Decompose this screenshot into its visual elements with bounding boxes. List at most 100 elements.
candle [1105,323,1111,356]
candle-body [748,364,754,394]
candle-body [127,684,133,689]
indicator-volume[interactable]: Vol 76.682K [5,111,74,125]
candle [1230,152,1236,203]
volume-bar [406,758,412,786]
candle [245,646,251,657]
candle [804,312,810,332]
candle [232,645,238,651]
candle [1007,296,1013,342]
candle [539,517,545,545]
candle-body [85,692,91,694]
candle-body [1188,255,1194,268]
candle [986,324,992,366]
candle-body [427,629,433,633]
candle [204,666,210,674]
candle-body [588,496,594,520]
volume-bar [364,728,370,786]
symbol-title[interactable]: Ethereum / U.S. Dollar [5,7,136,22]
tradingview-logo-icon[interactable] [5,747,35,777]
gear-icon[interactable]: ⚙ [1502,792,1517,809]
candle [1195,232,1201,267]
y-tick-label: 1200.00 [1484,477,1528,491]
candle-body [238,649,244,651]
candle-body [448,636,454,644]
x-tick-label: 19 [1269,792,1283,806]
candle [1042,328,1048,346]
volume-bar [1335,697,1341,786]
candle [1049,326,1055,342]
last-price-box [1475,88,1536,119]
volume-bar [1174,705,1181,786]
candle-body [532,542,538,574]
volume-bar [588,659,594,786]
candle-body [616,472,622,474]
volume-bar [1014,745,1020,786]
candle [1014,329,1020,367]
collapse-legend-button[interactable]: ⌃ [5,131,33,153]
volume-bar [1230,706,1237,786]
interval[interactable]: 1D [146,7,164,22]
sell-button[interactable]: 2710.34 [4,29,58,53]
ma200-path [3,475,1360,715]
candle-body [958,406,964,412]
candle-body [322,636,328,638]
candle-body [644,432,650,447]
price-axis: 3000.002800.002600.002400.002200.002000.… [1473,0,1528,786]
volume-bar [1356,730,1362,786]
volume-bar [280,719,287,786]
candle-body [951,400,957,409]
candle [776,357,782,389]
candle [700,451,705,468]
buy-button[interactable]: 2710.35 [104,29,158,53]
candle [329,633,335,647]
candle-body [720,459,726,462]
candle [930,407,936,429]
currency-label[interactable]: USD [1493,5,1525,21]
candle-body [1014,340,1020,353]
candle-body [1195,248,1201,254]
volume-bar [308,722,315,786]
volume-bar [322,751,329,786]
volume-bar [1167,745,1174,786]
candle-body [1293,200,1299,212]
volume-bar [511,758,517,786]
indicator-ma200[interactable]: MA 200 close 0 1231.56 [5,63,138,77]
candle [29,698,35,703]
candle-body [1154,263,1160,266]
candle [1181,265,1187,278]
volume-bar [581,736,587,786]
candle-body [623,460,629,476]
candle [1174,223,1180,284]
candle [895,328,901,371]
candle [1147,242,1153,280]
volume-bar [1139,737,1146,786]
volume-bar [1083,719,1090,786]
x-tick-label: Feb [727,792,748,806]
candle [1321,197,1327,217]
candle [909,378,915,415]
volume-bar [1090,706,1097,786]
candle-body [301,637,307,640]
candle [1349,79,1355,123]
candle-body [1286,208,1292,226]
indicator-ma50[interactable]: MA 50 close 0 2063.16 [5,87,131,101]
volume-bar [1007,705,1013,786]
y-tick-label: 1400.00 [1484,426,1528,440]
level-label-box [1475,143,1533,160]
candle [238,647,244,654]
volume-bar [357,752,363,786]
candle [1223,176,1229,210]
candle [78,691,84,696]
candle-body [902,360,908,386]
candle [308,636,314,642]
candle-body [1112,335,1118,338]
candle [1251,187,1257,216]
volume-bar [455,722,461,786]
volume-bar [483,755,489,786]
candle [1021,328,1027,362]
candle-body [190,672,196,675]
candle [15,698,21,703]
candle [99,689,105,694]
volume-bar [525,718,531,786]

____________________

:: Your objective ::
Locate each line in the listing above that contains the string "close" and copy those lines.

:: Response to the task ::
indicator-ma200[interactable]: MA 200 close 0 1231.56 [5,63,138,77]
indicator-ma50[interactable]: MA 50 close 0 2063.16 [5,87,131,101]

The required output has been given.